**** SUPPLIED RECORDS
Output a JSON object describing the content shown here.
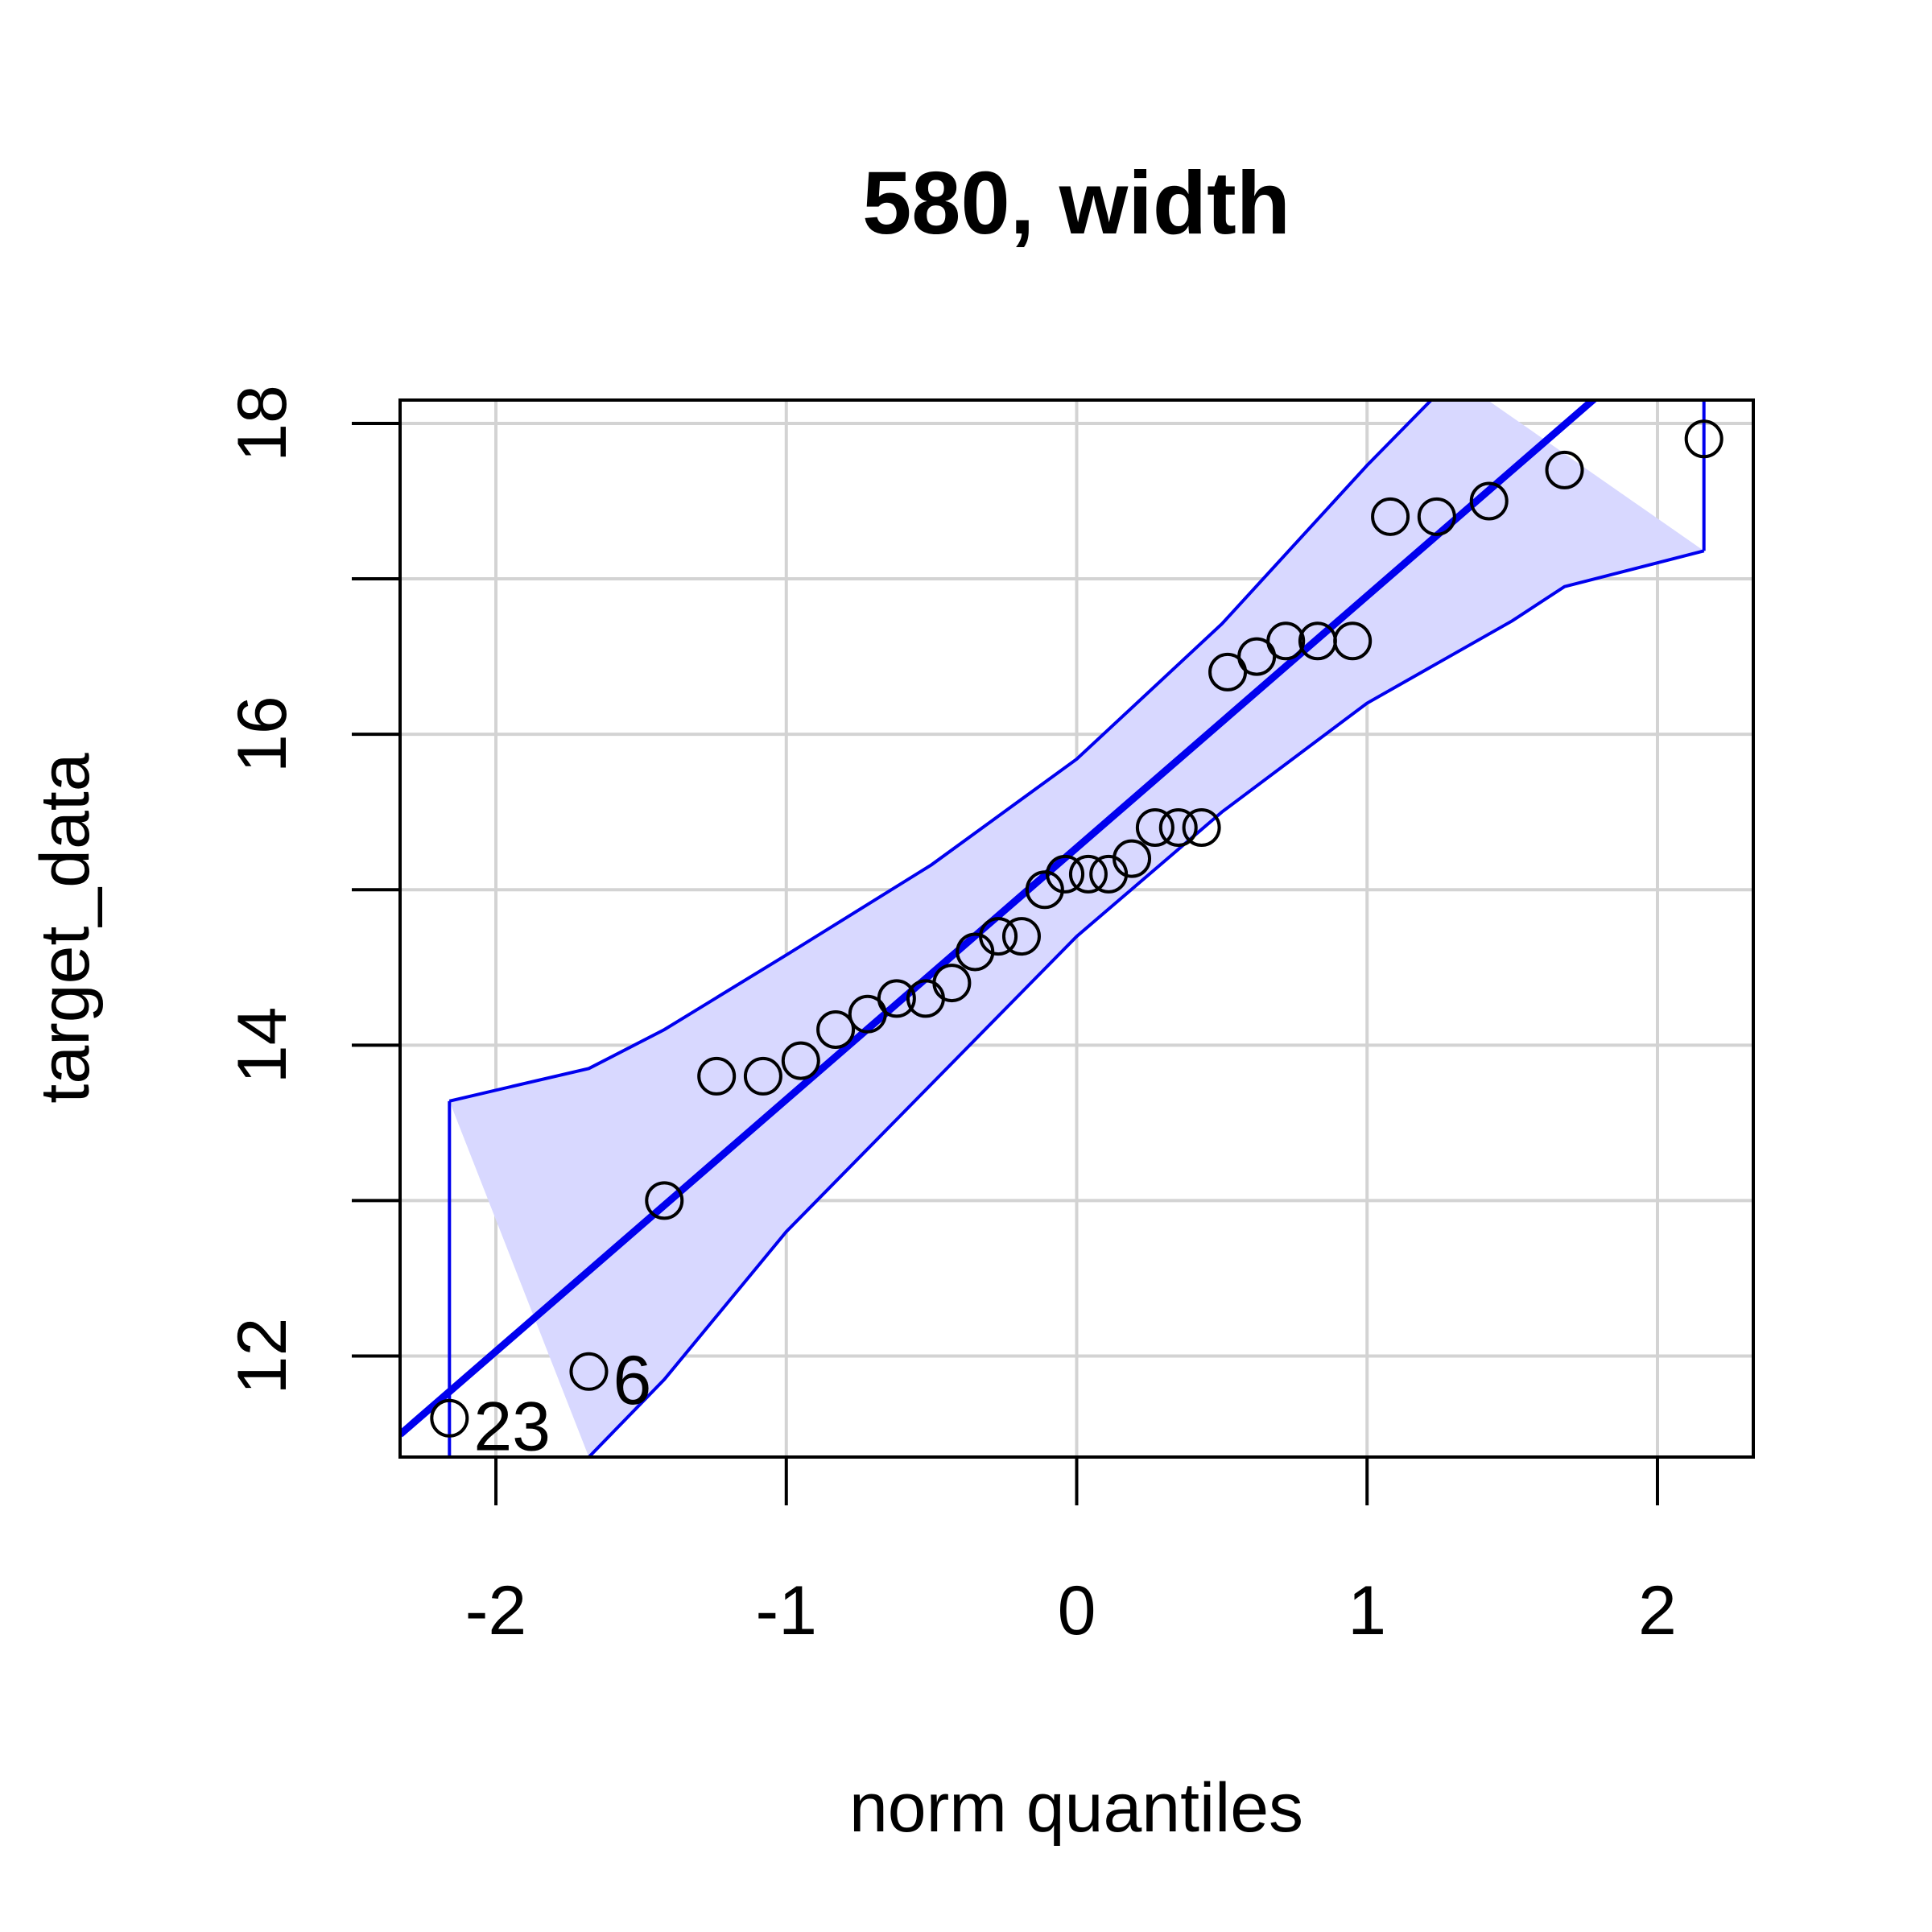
{
  "chart_data": {
    "type": "scatter",
    "title": "580, width",
    "xlabel": "norm quantiles",
    "ylabel": "target_data",
    "xlim": [
      -2.33,
      2.33
    ],
    "ylim": [
      11.35,
      18.15
    ],
    "x_ticks": [
      "-2",
      "-1",
      "0",
      "1",
      "2"
    ],
    "y_ticks": [
      "12",
      "14",
      "16",
      "18"
    ],
    "grid": true,
    "points": {
      "x": [
        -2.16,
        -1.68,
        -1.42,
        -1.24,
        -1.08,
        -0.95,
        -0.83,
        -0.72,
        -0.62,
        -0.52,
        -0.43,
        -0.35,
        -0.27,
        -0.19,
        -0.11,
        -0.04,
        0.04,
        0.11,
        0.19,
        0.27,
        0.35,
        0.43,
        0.52,
        0.62,
        0.72,
        0.83,
        0.95,
        1.08,
        1.24,
        1.42,
        1.68,
        2.16
      ],
      "y": [
        11.6,
        11.9,
        13.0,
        13.8,
        13.8,
        13.9,
        14.1,
        14.2,
        14.3,
        14.3,
        14.4,
        14.6,
        14.7,
        14.7,
        15.0,
        15.1,
        15.1,
        15.1,
        15.2,
        15.4,
        15.4,
        15.4,
        16.4,
        16.5,
        16.6,
        16.6,
        16.6,
        17.4,
        17.4,
        17.5,
        17.7,
        17.9
      ]
    },
    "labeled_points": [
      {
        "label": "23",
        "x": -2.16,
        "y": 11.6
      },
      {
        "label": "6",
        "x": -1.68,
        "y": 11.9
      }
    ],
    "reference_line": {
      "intercept": 15.27,
      "slope": 1.62
    },
    "envelope": {
      "upper": [
        [
          -2.16,
          13.64
        ],
        [
          -1.68,
          13.85
        ],
        [
          -1.42,
          14.1
        ],
        [
          -1.0,
          14.58
        ],
        [
          -0.5,
          15.16
        ],
        [
          0.0,
          15.84
        ],
        [
          0.5,
          16.71
        ],
        [
          1.0,
          17.73
        ],
        [
          1.3,
          18.3
        ]
      ],
      "lower": [
        [
          -1.68,
          11.35
        ],
        [
          -1.42,
          11.85
        ],
        [
          -1.0,
          12.8
        ],
        [
          -0.5,
          13.75
        ],
        [
          0.0,
          14.7
        ],
        [
          0.5,
          15.5
        ],
        [
          1.0,
          16.2
        ],
        [
          1.5,
          16.73
        ],
        [
          1.68,
          16.95
        ],
        [
          2.16,
          17.18
        ]
      ]
    },
    "colors": {
      "points": "#000000",
      "line": "#0000ee",
      "band_fill": "#d8d8ff",
      "grid": "#d3d3d3"
    }
  }
}
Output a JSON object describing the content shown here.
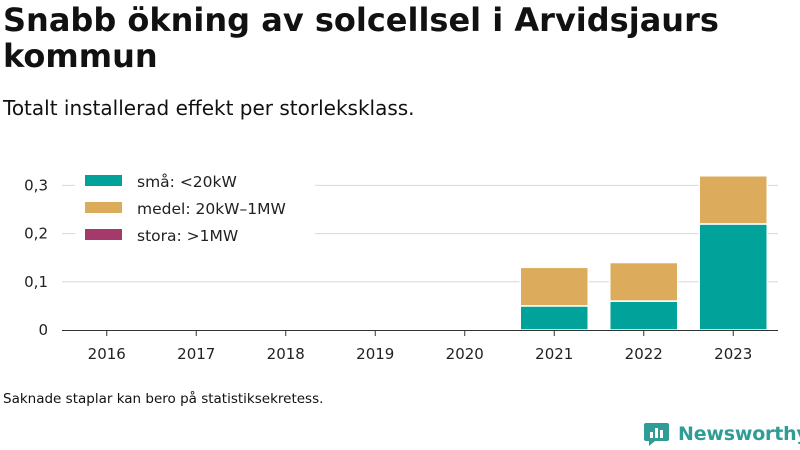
{
  "title": "Snabb ökning av solcellsel i Arvidsjaurs kommun",
  "subtitle": "Totalt installerad effekt per storleksklass.",
  "footnote": "Saknade staplar kan bero på statistiksekretess.",
  "brand": {
    "name": "Newsworthy",
    "color": "#2f9c95"
  },
  "chart_data": {
    "type": "bar",
    "stacked": true,
    "categories": [
      "2016",
      "2017",
      "2018",
      "2019",
      "2020",
      "2021",
      "2022",
      "2023"
    ],
    "series": [
      {
        "name": "små: <20kW",
        "color": "#00a29a",
        "values": [
          null,
          null,
          null,
          null,
          null,
          0.05,
          0.06,
          0.22
        ]
      },
      {
        "name": "medel: 20kW–1MW",
        "color": "#dcab5b",
        "values": [
          null,
          null,
          null,
          null,
          null,
          0.08,
          0.08,
          0.1
        ]
      },
      {
        "name": "stora: >1MW",
        "color": "#a43a6a",
        "values": [
          null,
          null,
          null,
          null,
          null,
          0,
          0,
          0
        ]
      }
    ],
    "yticks": [
      "0",
      "0,1",
      "0,2",
      "0,3"
    ],
    "ytick_values": [
      0,
      0.1,
      0.2,
      0.3
    ],
    "ylim": [
      0,
      0.3
    ],
    "grid": true,
    "legend_position": "top-left"
  }
}
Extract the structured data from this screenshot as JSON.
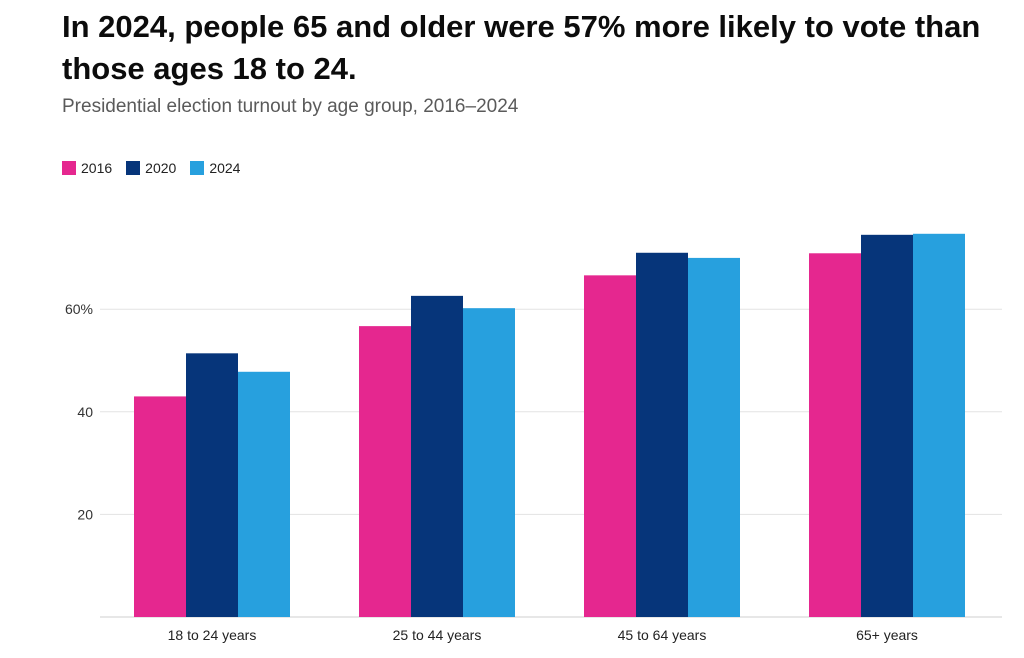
{
  "header": {
    "title": "In 2024, people 65 and older were 57% more likely to vote than those ages 18 to 24.",
    "subtitle": "Presidential election turnout by age group, 2016–2024"
  },
  "chart_data": {
    "type": "bar",
    "title": "In 2024, people 65 and older were 57% more likely to vote than those ages 18 to 24.",
    "subtitle": "Presidential election turnout by age group, 2016–2024",
    "categories": [
      "18 to 24 years",
      "25 to 44 years",
      "45 to 64 years",
      "65+ years"
    ],
    "series": [
      {
        "name": "2016",
        "color": "#e5278f",
        "values": [
          43,
          56.7,
          66.6,
          70.9
        ]
      },
      {
        "name": "2020",
        "color": "#06357a",
        "values": [
          51.4,
          62.6,
          71.0,
          74.5
        ]
      },
      {
        "name": "2024",
        "color": "#27a0de",
        "values": [
          47.8,
          60.2,
          70.0,
          74.7
        ]
      }
    ],
    "yticks": [
      20,
      40,
      60
    ],
    "ytick_labels": [
      "20",
      "40",
      "60%"
    ],
    "ylim": [
      0,
      80
    ],
    "grid": true,
    "legend_position": "top-left"
  }
}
********
From the records given above, copy all lines containing "Presidential".

-- EXERCISE ANSWER --
    "subtitle": "Presidential election turnout by age group, 2016–2024"
    "subtitle": "Presidential election turnout by age group, 2016–2024",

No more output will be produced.